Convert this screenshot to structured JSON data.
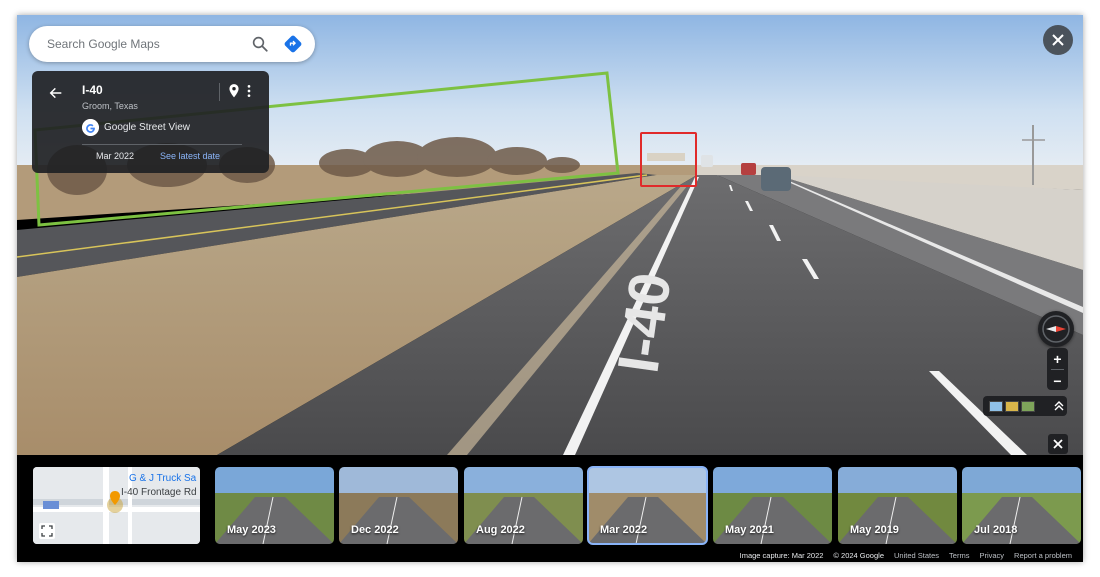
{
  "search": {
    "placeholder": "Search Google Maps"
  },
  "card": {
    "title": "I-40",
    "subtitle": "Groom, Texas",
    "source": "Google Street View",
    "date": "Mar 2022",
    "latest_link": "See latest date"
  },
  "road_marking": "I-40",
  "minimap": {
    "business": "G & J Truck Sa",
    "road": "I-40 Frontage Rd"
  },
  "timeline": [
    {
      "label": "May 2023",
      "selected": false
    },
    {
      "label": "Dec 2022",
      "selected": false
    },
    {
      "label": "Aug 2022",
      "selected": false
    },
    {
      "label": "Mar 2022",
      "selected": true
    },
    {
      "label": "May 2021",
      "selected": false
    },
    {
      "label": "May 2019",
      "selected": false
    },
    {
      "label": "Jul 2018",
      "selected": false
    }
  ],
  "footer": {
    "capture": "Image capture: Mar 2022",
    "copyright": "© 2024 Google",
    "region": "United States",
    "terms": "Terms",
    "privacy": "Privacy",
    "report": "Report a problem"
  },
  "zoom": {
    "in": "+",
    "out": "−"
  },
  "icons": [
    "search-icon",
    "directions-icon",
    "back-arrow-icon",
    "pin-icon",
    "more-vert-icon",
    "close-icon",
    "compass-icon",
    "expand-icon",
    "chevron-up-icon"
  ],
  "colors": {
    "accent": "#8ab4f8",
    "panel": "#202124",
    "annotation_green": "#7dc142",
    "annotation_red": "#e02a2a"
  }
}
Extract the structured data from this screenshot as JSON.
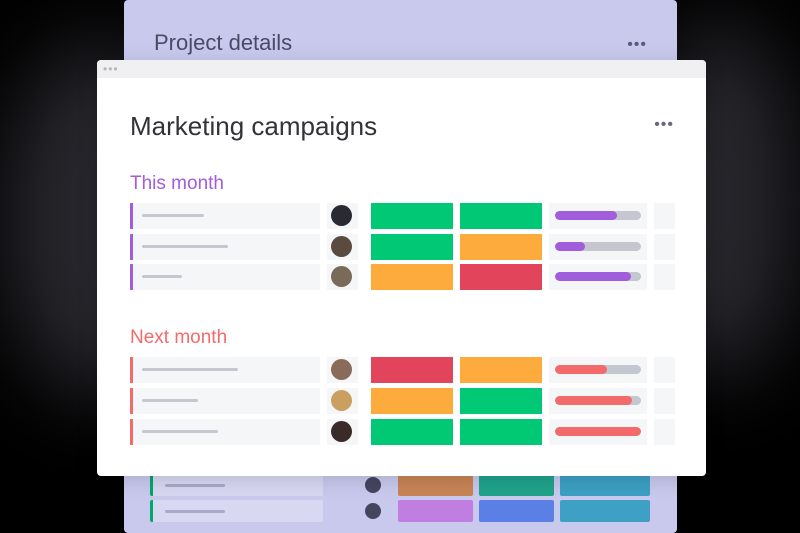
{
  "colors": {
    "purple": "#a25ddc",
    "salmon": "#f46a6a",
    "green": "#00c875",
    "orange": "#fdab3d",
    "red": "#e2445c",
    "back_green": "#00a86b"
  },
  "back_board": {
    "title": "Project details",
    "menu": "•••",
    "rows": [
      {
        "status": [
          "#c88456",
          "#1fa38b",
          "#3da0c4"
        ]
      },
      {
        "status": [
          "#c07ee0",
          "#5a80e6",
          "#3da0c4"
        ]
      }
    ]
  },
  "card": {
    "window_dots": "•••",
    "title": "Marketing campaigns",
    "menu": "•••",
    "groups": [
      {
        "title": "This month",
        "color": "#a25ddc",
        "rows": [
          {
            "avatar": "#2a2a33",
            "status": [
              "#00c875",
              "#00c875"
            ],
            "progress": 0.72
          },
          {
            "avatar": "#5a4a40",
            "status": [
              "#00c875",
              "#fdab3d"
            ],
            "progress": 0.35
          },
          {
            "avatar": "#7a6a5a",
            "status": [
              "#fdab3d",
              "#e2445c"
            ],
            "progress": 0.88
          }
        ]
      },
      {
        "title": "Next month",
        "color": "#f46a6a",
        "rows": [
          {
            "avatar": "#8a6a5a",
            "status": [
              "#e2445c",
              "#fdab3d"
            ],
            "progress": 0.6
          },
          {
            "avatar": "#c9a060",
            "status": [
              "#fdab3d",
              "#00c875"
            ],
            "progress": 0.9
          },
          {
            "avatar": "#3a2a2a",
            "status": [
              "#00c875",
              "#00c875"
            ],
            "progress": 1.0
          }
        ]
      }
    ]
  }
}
---
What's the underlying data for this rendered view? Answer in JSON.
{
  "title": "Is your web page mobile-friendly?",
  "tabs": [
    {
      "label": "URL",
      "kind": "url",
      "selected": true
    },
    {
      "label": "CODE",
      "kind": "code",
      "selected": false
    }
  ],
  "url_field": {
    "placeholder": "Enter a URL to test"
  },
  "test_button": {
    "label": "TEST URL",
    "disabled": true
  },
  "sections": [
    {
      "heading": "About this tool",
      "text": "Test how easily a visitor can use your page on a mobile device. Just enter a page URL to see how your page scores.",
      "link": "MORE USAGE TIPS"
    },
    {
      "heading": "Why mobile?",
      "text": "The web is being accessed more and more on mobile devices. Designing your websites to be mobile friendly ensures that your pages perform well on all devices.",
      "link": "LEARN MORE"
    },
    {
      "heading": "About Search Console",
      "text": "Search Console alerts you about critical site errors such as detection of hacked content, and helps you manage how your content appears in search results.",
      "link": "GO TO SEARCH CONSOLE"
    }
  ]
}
--
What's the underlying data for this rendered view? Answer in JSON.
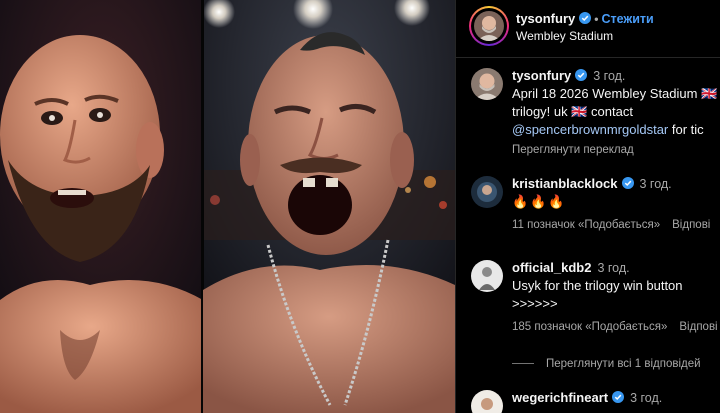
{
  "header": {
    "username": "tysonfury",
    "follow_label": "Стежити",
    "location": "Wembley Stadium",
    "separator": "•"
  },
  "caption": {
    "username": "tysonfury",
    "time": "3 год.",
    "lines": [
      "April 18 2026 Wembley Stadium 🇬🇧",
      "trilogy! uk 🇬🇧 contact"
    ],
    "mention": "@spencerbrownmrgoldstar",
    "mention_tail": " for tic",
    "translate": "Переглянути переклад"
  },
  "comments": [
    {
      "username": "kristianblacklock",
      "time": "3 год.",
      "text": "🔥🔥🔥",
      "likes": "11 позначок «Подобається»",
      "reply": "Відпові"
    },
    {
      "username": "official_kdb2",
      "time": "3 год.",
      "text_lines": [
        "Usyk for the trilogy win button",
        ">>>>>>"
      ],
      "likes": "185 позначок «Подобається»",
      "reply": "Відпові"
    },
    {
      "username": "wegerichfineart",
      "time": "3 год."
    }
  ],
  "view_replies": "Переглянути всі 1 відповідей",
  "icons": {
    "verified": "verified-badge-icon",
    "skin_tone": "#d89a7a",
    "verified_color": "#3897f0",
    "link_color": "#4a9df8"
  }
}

## WHAT YOU ARE ASKED TO DO
Identify the lines that hold the word "JSON". Copy every one of them.

## RESULT OF THIS TASK
Convert this screenshot to structured JSON data.
Extract the structured data from this screenshot as JSON.
What's the underlying data for this rendered view? Answer in JSON.
What's the underlying data for this rendered view? Answer in JSON.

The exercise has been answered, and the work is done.